## What to work on
Find the string "altezza" in the records. Copy every line it appears in.

===============

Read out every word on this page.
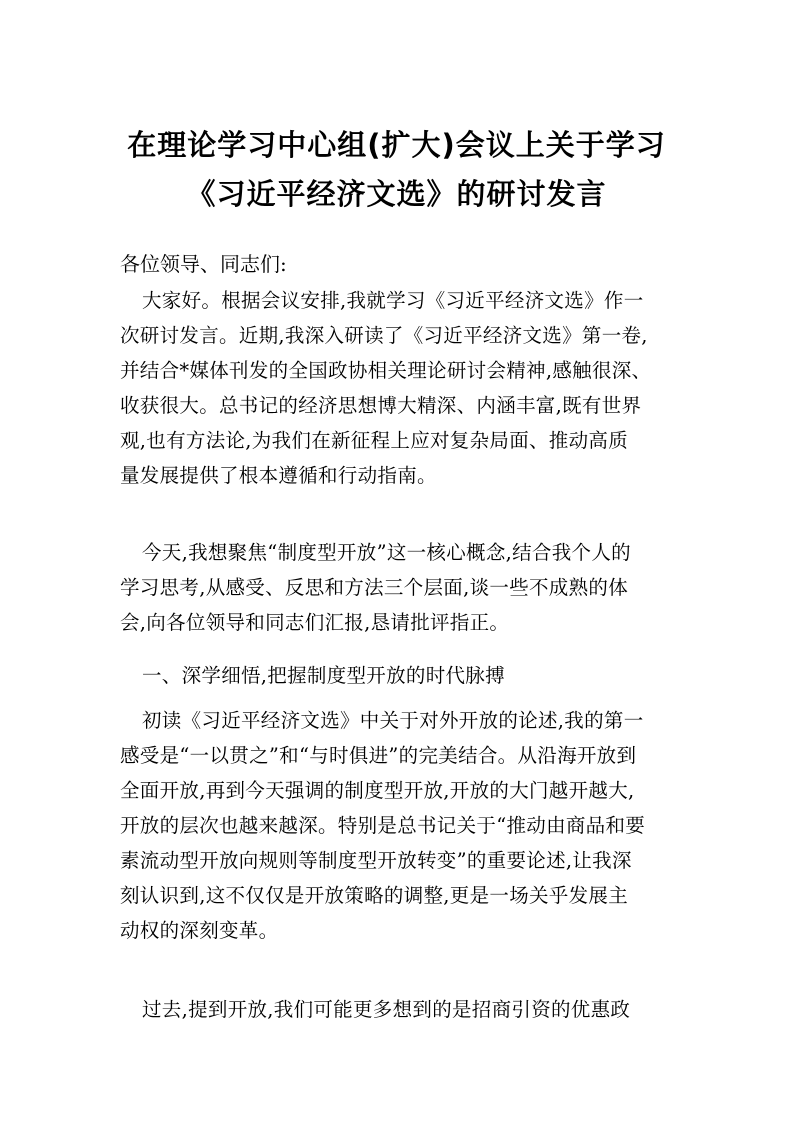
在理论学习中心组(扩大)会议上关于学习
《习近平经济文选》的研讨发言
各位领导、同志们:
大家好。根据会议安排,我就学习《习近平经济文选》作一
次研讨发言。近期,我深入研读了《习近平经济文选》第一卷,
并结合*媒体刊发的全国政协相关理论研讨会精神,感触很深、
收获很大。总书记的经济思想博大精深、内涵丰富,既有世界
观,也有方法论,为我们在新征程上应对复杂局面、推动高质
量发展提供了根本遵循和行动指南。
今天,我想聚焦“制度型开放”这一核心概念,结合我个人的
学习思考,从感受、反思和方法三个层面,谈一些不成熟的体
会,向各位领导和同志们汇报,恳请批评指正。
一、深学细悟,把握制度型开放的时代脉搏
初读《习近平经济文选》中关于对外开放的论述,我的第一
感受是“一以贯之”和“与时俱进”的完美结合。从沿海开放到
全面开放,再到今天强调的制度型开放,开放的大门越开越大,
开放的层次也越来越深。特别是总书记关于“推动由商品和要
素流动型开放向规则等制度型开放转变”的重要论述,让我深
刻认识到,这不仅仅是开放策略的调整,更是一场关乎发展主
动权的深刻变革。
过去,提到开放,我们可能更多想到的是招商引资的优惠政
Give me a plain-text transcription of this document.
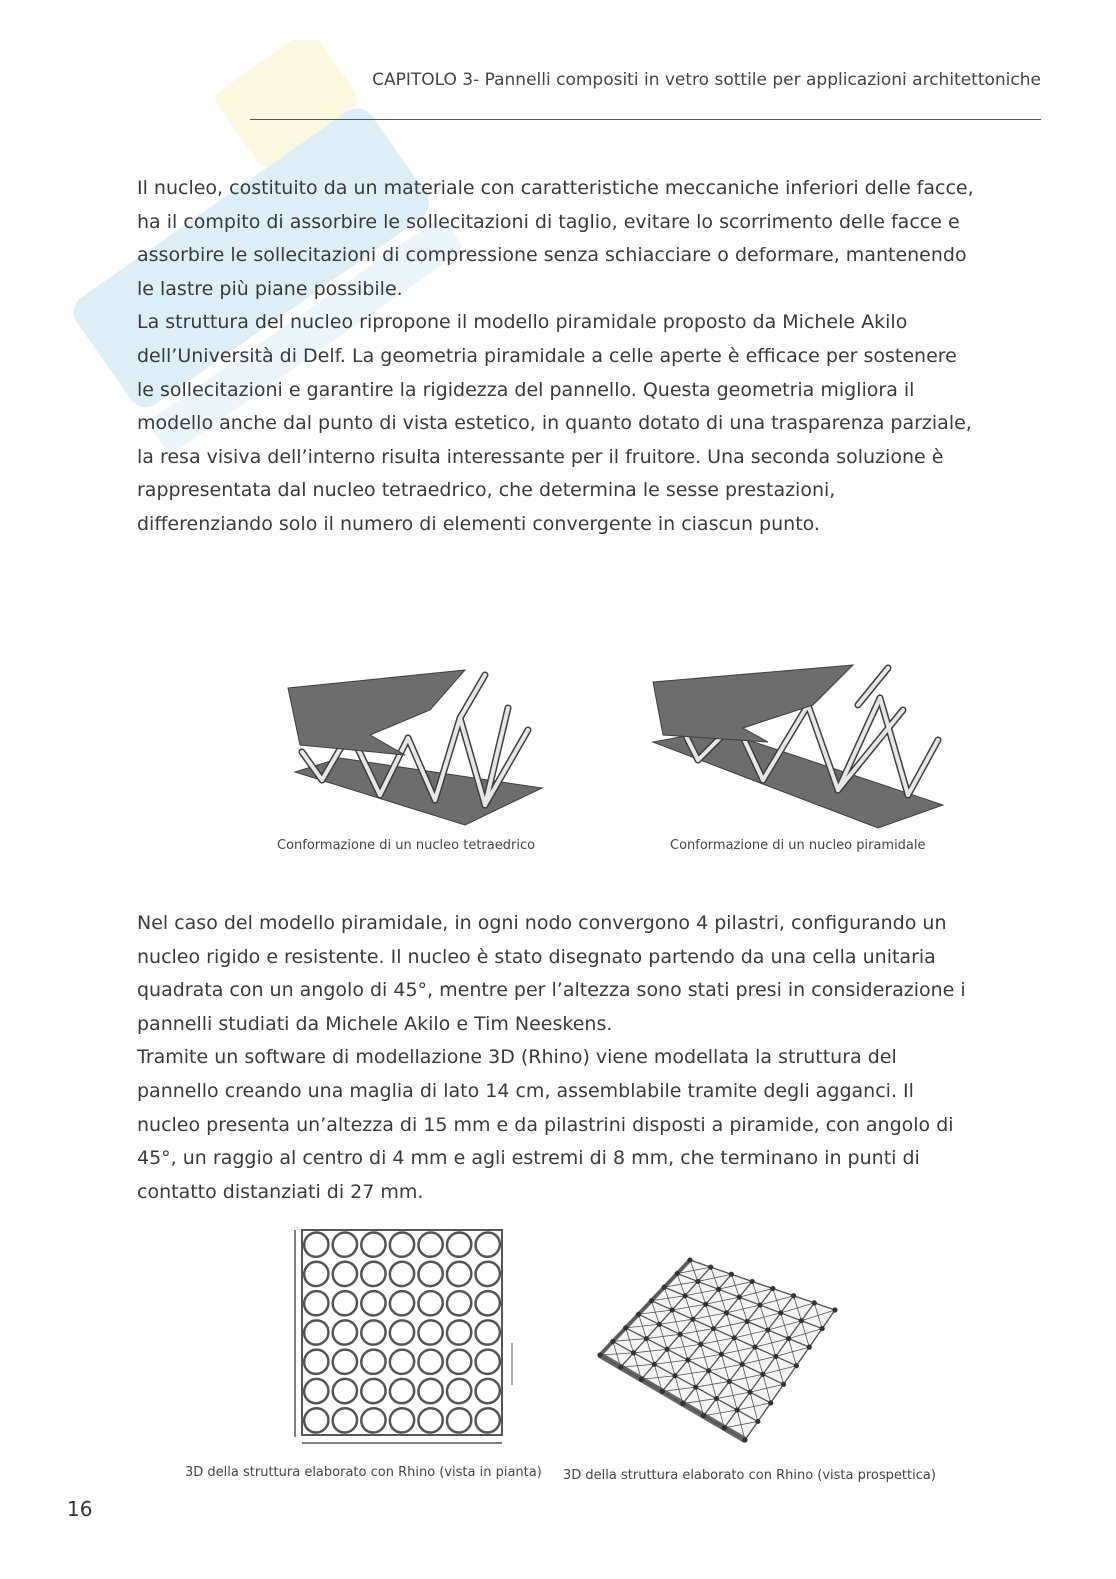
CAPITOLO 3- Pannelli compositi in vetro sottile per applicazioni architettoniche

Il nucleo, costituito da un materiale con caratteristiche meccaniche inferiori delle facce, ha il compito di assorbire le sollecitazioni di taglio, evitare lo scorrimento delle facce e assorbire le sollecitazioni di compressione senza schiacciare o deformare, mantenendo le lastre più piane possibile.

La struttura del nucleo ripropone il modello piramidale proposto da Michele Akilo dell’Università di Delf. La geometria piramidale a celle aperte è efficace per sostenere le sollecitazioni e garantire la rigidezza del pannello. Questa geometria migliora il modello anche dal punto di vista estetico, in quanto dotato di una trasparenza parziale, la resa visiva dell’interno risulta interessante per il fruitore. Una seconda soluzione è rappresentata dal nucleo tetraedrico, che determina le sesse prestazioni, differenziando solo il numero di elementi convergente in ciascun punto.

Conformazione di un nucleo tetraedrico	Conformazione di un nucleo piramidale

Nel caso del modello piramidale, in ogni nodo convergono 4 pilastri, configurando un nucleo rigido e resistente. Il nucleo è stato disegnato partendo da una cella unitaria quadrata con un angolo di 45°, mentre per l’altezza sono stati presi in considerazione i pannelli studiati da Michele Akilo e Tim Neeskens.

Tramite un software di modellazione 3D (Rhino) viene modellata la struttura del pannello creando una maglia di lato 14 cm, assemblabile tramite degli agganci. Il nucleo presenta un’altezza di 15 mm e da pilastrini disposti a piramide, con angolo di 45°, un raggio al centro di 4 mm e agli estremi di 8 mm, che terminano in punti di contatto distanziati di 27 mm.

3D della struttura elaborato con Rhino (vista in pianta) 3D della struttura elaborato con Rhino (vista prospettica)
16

===============

## Solution for this task
Nel caso del modello piramidale, in ogni nodo convergono 4 pilastri, configurando un nucleo rigido e resistente. Il nucleo è stato disegnato partendo da una cella unitaria quadrata con un angolo di 45°, mentre per l’altezza sono stati presi in considerazione i pannelli studiati da Michele Akilo e Tim Neeskens.
Tramite un software di modellazione 3D (Rhino) viene modellata la struttura del pannello creando una maglia di lato 14 cm, assemblabile tramite degli agganci. Il nucleo presenta un’altezza di 15 mm e da pilastrini disposti a piramide, con angolo di 45°, un raggio al centro di 4 mm e agli estremi di 8 mm, che terminano in punti di contatto distanziati di 27 mm.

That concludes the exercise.